_Problem statement_
Filter the lines below, copying only those with the string "thumb".

[Start of Provided records]

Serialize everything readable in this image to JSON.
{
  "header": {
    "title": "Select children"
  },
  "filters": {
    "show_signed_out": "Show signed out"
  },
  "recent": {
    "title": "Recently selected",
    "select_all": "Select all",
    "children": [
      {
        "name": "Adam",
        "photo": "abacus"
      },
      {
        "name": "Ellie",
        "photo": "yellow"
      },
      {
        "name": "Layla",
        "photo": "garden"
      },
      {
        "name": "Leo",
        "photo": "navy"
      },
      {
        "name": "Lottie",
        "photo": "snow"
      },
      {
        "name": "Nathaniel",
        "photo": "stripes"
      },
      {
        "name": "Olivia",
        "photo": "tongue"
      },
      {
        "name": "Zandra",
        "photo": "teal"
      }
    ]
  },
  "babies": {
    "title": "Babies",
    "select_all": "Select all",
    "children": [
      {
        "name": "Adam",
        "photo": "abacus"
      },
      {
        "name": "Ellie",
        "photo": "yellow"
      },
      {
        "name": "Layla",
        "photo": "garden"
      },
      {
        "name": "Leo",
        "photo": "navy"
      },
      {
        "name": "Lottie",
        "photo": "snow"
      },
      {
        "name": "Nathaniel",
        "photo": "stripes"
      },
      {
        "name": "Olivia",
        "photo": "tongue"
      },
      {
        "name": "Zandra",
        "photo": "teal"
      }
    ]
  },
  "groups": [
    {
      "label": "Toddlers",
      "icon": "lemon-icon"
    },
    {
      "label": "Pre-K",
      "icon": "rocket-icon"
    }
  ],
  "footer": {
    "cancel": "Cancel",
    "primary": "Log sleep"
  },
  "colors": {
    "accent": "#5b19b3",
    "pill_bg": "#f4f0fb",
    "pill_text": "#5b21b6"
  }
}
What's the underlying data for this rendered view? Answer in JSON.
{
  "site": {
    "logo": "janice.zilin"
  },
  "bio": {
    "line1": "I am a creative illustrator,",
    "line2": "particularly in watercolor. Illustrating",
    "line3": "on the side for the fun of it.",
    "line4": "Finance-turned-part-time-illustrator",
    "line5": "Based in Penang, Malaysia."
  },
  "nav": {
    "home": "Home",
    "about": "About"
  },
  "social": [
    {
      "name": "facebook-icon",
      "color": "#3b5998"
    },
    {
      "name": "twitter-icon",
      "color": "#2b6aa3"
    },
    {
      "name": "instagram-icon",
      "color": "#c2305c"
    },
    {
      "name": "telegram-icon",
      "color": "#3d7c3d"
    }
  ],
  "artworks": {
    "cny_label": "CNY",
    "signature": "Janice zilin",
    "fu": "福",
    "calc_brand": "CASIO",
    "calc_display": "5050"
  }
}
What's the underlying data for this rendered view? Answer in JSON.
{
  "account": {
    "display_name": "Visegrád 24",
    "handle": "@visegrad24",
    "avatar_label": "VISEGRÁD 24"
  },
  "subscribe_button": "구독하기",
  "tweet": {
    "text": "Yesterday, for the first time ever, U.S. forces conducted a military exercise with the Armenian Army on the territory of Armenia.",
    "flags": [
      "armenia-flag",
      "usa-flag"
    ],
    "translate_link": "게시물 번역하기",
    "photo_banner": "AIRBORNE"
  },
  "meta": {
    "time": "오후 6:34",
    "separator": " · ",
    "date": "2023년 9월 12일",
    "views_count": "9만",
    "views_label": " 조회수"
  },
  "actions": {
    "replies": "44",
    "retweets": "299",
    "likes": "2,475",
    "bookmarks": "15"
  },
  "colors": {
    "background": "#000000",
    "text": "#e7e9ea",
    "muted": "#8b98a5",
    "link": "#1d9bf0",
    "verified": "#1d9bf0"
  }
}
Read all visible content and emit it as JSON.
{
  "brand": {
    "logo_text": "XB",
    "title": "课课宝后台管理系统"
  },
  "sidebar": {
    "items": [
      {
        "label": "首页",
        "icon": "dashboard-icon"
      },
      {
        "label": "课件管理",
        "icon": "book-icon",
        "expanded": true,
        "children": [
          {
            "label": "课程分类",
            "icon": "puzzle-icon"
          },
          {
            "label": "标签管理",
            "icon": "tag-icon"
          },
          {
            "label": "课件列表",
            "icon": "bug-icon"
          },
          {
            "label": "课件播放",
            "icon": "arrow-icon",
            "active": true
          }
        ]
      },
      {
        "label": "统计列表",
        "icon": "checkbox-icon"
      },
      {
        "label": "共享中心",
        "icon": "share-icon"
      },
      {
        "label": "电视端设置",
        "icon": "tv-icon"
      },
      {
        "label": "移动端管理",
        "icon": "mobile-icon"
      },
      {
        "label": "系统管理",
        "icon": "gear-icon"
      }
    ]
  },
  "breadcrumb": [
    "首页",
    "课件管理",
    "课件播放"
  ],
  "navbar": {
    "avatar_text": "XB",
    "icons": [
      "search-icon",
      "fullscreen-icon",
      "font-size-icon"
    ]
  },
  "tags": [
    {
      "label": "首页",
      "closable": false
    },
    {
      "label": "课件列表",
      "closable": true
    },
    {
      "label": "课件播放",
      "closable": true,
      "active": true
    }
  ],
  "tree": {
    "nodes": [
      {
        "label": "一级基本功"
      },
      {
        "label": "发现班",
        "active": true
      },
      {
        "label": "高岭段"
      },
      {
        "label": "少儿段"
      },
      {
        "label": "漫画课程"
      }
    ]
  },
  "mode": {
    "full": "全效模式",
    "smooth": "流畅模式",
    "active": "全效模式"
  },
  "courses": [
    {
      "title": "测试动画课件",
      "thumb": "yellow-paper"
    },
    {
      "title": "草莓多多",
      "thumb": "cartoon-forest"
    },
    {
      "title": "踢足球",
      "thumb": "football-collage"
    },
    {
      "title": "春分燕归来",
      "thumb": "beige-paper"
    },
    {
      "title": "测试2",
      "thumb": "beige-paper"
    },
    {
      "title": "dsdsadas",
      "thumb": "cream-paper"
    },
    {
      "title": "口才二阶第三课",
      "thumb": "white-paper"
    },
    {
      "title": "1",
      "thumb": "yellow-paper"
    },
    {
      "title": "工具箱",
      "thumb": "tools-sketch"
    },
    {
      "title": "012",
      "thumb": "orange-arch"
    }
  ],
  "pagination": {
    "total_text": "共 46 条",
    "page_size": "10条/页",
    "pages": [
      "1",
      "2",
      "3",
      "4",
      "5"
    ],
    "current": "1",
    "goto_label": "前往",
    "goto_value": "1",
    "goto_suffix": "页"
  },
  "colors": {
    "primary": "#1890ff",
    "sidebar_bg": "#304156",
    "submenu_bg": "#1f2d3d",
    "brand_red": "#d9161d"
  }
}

[End of Provided records]

_Exercise result_
      "thumb": "yellow-paper"
      "thumb": "cartoon-forest"
      "thumb": "football-collage"
      "thumb": "beige-paper"
      "thumb": "beige-paper"
      "thumb": "cream-paper"
      "thumb": "white-paper"
      "thumb": "yellow-paper"
      "thumb": "tools-sketch"
      "thumb": "orange-arch"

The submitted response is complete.